Task to complete: Spot each line in the records below where the word "Electric" occurs, then copy it.

═══ Data for the task ═══

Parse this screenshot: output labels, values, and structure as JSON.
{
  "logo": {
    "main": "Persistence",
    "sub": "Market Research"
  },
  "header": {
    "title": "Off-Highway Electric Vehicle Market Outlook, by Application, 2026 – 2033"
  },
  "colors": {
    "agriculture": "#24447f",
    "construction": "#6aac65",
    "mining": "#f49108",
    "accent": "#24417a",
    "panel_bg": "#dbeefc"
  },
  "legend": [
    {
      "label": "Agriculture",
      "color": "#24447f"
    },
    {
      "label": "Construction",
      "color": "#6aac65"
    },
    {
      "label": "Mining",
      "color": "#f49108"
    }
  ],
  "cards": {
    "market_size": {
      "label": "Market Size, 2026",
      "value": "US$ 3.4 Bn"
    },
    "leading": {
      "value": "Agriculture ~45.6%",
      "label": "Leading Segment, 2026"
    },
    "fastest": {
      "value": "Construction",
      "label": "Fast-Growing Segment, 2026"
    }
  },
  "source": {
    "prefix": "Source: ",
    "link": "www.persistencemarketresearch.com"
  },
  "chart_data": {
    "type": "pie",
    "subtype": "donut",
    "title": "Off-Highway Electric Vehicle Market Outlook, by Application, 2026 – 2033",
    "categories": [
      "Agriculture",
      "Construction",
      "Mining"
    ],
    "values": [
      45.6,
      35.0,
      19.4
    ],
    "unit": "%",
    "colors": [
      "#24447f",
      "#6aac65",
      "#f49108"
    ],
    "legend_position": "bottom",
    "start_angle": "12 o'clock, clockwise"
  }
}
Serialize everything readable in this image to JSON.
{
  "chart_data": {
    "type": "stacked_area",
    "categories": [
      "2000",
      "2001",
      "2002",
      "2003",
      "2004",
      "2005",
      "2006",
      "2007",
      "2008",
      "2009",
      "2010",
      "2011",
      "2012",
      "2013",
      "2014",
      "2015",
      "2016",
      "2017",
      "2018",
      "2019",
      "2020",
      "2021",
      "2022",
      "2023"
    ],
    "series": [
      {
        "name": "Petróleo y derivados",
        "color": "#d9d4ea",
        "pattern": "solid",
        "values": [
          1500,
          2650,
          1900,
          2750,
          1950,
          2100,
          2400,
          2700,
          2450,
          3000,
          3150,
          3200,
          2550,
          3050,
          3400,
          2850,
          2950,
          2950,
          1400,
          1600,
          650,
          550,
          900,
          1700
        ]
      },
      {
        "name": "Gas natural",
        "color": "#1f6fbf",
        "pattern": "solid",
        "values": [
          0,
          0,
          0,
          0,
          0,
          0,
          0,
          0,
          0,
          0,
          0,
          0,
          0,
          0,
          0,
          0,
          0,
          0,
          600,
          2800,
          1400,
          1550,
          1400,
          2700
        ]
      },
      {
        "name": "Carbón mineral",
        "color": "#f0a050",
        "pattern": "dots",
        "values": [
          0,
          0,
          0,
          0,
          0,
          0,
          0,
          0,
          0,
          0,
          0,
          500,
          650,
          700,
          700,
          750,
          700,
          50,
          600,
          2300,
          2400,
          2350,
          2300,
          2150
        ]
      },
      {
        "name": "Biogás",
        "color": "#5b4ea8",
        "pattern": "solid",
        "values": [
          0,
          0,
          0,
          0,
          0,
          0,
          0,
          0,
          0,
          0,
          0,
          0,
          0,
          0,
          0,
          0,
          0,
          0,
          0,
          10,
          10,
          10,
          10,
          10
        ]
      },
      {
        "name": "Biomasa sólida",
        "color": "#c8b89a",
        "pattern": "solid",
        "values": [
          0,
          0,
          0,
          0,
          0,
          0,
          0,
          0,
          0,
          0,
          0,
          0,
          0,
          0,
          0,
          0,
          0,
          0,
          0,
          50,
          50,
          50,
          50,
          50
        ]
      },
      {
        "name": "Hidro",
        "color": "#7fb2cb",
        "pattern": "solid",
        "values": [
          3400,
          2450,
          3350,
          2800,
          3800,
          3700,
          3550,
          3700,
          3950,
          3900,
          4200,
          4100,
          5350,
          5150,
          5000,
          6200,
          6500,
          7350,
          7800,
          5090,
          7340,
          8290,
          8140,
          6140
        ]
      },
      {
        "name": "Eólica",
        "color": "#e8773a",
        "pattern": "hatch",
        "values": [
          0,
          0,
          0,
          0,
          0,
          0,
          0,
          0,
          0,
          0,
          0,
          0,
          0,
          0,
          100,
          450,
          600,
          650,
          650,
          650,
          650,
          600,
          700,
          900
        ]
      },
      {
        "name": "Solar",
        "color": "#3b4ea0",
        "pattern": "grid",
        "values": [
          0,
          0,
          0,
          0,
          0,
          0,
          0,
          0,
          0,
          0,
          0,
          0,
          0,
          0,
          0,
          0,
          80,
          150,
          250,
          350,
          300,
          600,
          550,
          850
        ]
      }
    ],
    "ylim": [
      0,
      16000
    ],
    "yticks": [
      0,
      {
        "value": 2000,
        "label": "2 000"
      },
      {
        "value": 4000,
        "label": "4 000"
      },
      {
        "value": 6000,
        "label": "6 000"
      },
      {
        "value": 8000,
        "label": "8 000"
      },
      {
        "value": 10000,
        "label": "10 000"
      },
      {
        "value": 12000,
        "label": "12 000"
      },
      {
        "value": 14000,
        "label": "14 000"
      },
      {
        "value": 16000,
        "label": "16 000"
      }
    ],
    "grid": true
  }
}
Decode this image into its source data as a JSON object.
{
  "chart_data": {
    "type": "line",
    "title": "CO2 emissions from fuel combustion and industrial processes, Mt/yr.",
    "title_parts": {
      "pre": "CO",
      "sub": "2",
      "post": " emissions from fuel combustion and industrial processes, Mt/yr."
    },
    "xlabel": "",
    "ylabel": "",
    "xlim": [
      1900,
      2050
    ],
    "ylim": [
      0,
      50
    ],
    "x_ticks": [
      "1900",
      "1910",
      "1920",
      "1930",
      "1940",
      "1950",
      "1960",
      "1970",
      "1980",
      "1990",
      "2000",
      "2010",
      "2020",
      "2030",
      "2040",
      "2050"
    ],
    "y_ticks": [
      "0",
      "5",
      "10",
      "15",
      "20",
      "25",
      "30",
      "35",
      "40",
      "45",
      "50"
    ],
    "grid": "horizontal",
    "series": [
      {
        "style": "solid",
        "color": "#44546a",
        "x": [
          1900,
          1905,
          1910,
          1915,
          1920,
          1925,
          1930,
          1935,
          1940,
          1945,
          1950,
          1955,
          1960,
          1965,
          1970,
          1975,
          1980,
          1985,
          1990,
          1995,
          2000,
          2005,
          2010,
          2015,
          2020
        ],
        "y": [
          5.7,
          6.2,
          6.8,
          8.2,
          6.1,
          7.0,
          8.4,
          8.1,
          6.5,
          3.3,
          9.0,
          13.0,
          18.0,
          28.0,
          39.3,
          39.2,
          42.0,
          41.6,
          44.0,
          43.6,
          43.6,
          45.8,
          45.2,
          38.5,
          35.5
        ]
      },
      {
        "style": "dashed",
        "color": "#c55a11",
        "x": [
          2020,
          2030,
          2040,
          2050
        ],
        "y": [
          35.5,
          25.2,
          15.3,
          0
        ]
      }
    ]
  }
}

═══

Finished answer:
    "title": "Off-Highway Electric Vehicle Market Outlook, by Application, 2026 – 2033"
    "title": "Off-Highway Electric Vehicle Market Outlook, by Application, 2026 – 2033",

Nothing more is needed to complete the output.